:: GIVEN RECORDS ::

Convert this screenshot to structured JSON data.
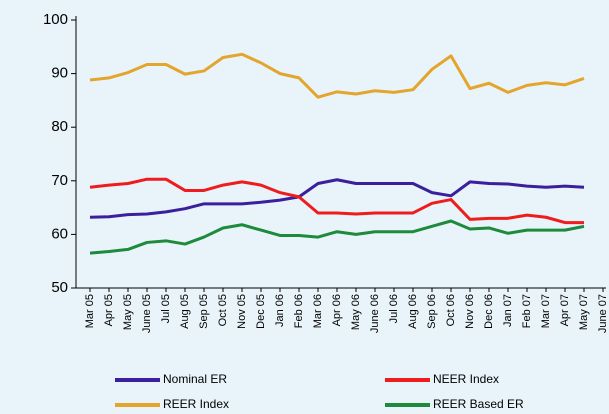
{
  "chart_data": {
    "type": "line",
    "categories": [
      "Mar 05",
      "Apr 05",
      "May 05",
      "June 05",
      "Jul 05",
      "Aug 05",
      "Sep 05",
      "Oct 05",
      "Nov 05",
      "Dec 05",
      "Jan 06",
      "Feb 06",
      "Mar 06",
      "Apr 06",
      "May 06",
      "June 06",
      "Jul 06",
      "Aug 06",
      "Sep 06",
      "Oct 06",
      "Nov 06",
      "Dec 06",
      "Jan 07",
      "Feb 07",
      "Mar 07",
      "Apr 07",
      "May 07",
      "June 07"
    ],
    "series": [
      {
        "name": "Nominal ER",
        "color": "#3b1f9c",
        "values": [
          63.2,
          63.3,
          63.7,
          63.8,
          64.2,
          64.8,
          65.7,
          65.7,
          65.7,
          66.0,
          66.4,
          67.0,
          69.5,
          70.2,
          69.5,
          69.5,
          69.5,
          69.5,
          67.8,
          67.2,
          69.8,
          69.5,
          69.4,
          69.0,
          68.8,
          69.0,
          68.8,
          null
        ]
      },
      {
        "name": "NEER Index",
        "color": "#ee1c1c",
        "values": [
          68.8,
          69.2,
          69.5,
          70.3,
          70.3,
          68.2,
          68.2,
          69.2,
          69.8,
          69.2,
          67.8,
          67.0,
          64.0,
          64.0,
          63.8,
          64.0,
          64.0,
          64.0,
          65.8,
          66.5,
          62.8,
          63.0,
          63.0,
          63.6,
          63.2,
          62.2,
          62.2,
          null
        ]
      },
      {
        "name": "REER Index",
        "color": "#e3a52c",
        "values": [
          88.8,
          89.2,
          90.2,
          91.7,
          91.7,
          89.9,
          90.5,
          93.0,
          93.6,
          92.0,
          90.0,
          89.2,
          85.6,
          86.6,
          86.2,
          86.8,
          86.5,
          87.0,
          90.8,
          93.3,
          87.2,
          88.2,
          86.5,
          87.8,
          88.3,
          87.9,
          89.1,
          null
        ]
      },
      {
        "name": "REER Based ER",
        "color": "#1d8a3c",
        "values": [
          56.5,
          56.8,
          57.2,
          58.5,
          58.8,
          58.2,
          59.5,
          61.2,
          61.8,
          60.8,
          59.8,
          59.8,
          59.5,
          60.5,
          60.0,
          60.5,
          60.5,
          60.5,
          61.5,
          62.5,
          61.0,
          61.2,
          60.2,
          60.8,
          60.8,
          60.8,
          61.5,
          null
        ]
      }
    ],
    "ylim": [
      50,
      100
    ],
    "yticks": [
      50,
      60,
      70,
      80,
      90,
      100
    ],
    "legend": "bottom"
  }
}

:::

> AIM OF THE TASK
From start to finish, output the listing exactly, but omit its pictures.

> RIGHT ANSWER
Convert this screenshot to structured JSON data.
{
  "chart_data": {
    "type": "line",
    "categories": [
      "Mar 05",
      "Apr 05",
      "May 05",
      "June 05",
      "Jul 05",
      "Aug 05",
      "Sep 05",
      "Oct 05",
      "Nov 05",
      "Dec 05",
      "Jan 06",
      "Feb 06",
      "Mar 06",
      "Apr 06",
      "May 06",
      "June 06",
      "Jul 06",
      "Aug 06",
      "Sep 06",
      "Oct 06",
      "Nov 06",
      "Dec 06",
      "Jan 07",
      "Feb 07",
      "Mar 07",
      "Apr 07",
      "May 07",
      "June 07"
    ],
    "series": [
      {
        "name": "Nominal ER",
        "color": "#3b1f9c",
        "values": [
          63.2,
          63.3,
          63.7,
          63.8,
          64.2,
          64.8,
          65.7,
          65.7,
          65.7,
          66.0,
          66.4,
          67.0,
          69.5,
          70.2,
          69.5,
          69.5,
          69.5,
          69.5,
          67.8,
          67.2,
          69.8,
          69.5,
          69.4,
          69.0,
          68.8,
          69.0,
          68.8,
          null
        ]
      },
      {
        "name": "NEER Index",
        "color": "#ee1c1c",
        "values": [
          68.8,
          69.2,
          69.5,
          70.3,
          70.3,
          68.2,
          68.2,
          69.2,
          69.8,
          69.2,
          67.8,
          67.0,
          64.0,
          64.0,
          63.8,
          64.0,
          64.0,
          64.0,
          65.8,
          66.5,
          62.8,
          63.0,
          63.0,
          63.6,
          63.2,
          62.2,
          62.2,
          null
        ]
      },
      {
        "name": "REER Index",
        "color": "#e3a52c",
        "values": [
          88.8,
          89.2,
          90.2,
          91.7,
          91.7,
          89.9,
          90.5,
          93.0,
          93.6,
          92.0,
          90.0,
          89.2,
          85.6,
          86.6,
          86.2,
          86.8,
          86.5,
          87.0,
          90.8,
          93.3,
          87.2,
          88.2,
          86.5,
          87.8,
          88.3,
          87.9,
          89.1,
          null
        ]
      },
      {
        "name": "REER Based ER",
        "color": "#1d8a3c",
        "values": [
          56.5,
          56.8,
          57.2,
          58.5,
          58.8,
          58.2,
          59.5,
          61.2,
          61.8,
          60.8,
          59.8,
          59.8,
          59.5,
          60.5,
          60.0,
          60.5,
          60.5,
          60.5,
          61.5,
          62.5,
          61.0,
          61.2,
          60.2,
          60.8,
          60.8,
          60.8,
          61.5,
          null
        ]
      }
    ],
    "ylim": [
      50,
      100
    ],
    "yticks": [
      50,
      60,
      70,
      80,
      90,
      100
    ],
    "legend": "bottom"
  }
}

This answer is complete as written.